- **Directions**
In the records below, find each line containing the word "компанії" and copy it.

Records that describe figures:
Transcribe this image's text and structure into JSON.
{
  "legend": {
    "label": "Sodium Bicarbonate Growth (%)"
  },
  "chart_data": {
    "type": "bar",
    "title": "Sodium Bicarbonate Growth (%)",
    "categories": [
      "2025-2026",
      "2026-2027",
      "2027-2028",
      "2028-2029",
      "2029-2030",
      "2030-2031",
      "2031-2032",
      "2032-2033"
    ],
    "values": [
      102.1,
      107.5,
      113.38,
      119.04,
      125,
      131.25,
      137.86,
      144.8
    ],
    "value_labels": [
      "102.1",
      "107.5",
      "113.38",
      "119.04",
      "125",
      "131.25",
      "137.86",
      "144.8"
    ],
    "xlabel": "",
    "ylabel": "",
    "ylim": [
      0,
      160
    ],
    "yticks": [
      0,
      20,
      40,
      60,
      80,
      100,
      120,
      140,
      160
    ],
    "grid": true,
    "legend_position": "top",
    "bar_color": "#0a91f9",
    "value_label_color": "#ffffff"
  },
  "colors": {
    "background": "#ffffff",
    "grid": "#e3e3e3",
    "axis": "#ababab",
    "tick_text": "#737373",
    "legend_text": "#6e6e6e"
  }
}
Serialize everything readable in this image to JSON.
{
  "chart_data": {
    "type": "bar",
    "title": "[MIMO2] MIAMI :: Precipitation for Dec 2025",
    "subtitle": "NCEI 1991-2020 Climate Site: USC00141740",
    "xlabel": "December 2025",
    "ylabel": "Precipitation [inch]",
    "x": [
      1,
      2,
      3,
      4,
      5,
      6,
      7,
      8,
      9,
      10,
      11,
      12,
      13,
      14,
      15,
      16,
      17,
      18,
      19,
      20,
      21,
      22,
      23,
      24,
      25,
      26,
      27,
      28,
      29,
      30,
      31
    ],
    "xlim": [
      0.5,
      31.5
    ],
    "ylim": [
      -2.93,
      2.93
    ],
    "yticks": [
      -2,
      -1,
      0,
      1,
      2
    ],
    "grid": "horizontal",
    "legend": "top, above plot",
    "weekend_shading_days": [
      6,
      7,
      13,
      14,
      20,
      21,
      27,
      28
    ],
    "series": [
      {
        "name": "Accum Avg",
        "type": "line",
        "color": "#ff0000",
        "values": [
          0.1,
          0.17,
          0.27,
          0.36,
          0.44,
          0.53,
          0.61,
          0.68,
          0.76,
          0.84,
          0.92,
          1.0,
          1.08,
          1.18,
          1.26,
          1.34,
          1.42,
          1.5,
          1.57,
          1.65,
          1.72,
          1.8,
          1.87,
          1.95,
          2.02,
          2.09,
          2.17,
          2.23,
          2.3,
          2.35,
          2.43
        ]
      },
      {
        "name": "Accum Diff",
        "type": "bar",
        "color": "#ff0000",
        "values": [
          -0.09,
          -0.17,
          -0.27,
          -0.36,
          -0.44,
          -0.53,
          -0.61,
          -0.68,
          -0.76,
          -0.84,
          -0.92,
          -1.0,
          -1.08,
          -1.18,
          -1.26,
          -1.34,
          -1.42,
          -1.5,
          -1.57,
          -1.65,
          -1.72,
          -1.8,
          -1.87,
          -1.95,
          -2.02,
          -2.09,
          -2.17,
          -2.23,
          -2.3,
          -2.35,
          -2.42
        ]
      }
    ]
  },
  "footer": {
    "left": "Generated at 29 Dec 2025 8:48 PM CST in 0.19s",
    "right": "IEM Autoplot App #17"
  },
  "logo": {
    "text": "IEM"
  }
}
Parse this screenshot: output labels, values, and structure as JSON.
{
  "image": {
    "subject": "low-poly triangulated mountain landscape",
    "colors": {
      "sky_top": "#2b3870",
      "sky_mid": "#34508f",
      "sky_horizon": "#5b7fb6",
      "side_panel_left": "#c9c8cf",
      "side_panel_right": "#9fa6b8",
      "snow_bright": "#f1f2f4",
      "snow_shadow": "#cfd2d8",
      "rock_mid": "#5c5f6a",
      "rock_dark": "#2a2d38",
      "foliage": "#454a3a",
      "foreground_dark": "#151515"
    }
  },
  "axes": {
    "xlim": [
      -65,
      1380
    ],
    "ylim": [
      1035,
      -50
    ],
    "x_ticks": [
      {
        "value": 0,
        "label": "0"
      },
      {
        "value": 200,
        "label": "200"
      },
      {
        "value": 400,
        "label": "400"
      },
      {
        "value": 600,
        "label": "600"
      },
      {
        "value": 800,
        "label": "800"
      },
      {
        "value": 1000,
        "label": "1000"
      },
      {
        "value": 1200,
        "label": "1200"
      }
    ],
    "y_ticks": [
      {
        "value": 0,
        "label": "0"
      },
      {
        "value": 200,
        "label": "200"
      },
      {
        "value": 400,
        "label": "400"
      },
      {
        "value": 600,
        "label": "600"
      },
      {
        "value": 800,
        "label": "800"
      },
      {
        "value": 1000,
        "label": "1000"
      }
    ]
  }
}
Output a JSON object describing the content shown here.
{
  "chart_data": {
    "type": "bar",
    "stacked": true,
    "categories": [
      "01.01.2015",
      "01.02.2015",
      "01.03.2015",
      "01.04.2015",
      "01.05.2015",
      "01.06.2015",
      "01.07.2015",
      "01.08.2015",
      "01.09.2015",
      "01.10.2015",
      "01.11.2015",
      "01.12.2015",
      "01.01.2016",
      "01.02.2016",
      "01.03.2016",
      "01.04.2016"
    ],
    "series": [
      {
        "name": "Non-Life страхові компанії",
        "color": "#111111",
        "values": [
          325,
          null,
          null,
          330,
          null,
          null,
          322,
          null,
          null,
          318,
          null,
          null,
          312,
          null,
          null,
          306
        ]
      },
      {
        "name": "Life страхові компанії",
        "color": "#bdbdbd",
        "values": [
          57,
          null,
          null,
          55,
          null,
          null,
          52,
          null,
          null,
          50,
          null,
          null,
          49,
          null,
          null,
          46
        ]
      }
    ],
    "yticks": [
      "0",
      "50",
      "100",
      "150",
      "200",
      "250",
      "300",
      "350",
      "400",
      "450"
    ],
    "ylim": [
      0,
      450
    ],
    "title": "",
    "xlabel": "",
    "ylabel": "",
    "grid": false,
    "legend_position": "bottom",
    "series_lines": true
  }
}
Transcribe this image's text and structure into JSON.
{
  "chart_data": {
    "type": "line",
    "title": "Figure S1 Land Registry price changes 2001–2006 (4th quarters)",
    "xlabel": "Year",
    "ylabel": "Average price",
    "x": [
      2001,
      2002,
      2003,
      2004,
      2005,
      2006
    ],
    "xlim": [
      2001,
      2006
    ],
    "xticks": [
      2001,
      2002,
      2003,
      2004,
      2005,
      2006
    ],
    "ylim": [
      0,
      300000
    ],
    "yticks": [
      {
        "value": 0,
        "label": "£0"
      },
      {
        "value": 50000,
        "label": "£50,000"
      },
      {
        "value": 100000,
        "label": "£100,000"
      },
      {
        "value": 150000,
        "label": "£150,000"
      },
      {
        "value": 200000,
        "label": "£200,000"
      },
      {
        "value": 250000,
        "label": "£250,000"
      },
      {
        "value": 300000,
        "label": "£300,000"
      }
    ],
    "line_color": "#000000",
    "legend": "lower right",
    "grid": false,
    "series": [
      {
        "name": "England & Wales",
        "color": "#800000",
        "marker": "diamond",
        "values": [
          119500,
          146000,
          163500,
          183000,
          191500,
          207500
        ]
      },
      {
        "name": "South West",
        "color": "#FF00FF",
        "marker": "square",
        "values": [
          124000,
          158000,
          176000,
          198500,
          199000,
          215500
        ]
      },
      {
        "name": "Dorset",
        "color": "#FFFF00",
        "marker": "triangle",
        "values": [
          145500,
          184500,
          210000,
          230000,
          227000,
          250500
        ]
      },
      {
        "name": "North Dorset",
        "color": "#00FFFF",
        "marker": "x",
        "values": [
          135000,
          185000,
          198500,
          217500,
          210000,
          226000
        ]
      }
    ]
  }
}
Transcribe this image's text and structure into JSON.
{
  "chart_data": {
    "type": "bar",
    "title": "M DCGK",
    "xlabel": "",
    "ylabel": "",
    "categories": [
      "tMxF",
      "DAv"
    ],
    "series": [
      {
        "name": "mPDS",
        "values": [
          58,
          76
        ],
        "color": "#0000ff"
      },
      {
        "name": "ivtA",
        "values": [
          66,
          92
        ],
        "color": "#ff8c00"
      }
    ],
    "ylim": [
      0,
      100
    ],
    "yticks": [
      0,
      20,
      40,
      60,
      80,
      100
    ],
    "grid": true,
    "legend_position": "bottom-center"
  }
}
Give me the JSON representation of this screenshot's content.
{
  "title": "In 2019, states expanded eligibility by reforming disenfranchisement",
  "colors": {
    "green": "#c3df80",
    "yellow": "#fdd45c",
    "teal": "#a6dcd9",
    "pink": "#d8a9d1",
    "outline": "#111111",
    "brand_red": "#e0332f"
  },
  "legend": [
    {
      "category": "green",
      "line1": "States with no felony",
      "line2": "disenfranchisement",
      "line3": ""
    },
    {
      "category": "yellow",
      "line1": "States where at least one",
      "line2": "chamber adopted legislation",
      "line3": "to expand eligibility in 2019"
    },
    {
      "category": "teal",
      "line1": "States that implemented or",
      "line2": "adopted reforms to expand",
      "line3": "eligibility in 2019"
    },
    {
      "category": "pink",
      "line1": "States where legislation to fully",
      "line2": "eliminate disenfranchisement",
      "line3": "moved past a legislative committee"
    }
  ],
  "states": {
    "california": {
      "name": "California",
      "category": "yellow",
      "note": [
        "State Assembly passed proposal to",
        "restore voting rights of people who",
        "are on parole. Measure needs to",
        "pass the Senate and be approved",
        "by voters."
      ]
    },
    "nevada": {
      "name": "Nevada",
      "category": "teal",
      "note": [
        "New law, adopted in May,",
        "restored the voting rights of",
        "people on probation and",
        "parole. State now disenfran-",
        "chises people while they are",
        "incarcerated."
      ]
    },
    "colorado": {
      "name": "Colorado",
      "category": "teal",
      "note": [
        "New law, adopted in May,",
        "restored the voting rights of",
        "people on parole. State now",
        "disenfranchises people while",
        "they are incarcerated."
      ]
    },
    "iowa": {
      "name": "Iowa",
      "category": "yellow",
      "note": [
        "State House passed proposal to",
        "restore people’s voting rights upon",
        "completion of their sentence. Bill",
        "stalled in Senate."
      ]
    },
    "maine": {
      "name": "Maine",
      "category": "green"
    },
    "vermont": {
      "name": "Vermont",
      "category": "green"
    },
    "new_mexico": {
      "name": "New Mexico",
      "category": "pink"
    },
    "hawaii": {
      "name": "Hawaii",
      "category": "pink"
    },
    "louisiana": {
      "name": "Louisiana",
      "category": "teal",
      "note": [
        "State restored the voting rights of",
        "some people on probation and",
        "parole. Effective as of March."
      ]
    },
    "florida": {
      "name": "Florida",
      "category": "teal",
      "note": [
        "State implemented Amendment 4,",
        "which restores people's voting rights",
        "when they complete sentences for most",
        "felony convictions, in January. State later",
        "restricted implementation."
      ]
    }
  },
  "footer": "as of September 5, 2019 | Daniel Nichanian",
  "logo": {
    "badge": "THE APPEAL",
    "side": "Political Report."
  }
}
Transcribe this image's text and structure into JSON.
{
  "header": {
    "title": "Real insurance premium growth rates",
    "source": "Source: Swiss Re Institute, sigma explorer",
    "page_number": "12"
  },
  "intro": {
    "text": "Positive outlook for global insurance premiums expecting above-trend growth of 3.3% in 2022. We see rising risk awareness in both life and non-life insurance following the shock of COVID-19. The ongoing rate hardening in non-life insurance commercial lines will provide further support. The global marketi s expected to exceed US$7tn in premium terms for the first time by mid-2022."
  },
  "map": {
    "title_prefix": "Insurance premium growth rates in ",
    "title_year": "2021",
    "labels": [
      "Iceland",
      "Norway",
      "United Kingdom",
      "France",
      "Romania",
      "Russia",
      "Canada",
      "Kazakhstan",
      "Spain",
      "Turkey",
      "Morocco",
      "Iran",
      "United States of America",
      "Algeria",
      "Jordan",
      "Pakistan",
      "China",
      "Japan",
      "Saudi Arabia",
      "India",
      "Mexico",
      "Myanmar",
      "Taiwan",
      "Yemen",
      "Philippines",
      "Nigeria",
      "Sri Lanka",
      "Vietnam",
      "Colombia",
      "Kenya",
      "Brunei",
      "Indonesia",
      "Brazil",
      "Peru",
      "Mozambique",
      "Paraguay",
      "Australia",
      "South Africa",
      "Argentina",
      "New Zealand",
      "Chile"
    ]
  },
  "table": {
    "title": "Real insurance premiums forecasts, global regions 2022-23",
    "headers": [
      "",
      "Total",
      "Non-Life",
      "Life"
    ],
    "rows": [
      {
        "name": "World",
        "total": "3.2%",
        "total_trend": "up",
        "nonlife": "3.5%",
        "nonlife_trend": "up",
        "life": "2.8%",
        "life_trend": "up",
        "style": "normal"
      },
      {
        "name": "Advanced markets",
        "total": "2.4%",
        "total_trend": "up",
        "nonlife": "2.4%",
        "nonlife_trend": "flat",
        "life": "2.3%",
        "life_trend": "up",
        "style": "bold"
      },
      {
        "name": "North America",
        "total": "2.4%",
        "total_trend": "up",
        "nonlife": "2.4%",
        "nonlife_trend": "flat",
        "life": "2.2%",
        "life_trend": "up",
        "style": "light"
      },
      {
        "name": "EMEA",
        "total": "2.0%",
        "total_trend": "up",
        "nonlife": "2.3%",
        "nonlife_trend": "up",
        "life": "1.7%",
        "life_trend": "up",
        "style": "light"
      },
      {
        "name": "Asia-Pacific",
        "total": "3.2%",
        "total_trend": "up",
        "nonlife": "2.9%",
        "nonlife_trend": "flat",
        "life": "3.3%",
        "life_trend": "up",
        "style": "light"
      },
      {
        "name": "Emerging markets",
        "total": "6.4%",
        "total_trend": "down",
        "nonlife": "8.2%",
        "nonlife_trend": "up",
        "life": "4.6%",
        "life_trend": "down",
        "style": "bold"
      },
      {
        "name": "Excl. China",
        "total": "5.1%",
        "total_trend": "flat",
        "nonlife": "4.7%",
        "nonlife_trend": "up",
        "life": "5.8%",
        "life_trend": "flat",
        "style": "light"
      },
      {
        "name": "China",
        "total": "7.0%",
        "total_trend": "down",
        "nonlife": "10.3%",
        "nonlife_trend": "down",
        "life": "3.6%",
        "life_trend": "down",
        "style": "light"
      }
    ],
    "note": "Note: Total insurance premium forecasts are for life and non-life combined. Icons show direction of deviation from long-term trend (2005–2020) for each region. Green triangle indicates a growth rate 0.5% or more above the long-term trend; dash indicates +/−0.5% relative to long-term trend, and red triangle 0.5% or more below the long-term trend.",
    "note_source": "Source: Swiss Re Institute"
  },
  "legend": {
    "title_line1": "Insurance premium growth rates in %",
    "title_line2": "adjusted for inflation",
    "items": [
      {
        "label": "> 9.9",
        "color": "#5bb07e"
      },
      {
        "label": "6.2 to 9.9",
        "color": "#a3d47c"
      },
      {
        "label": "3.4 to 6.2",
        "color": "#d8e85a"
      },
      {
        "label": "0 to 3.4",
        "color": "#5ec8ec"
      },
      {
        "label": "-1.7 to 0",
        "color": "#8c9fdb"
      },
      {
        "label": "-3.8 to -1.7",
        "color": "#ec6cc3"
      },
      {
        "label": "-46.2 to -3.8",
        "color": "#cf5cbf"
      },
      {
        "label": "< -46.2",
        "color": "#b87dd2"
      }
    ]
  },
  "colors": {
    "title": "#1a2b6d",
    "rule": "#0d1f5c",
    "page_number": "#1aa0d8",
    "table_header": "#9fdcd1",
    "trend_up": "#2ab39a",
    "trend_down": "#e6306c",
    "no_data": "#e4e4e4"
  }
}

- **Exercise answer**
        "name": "Non-Life страхові компанії",
        "name": "Life страхові компанії",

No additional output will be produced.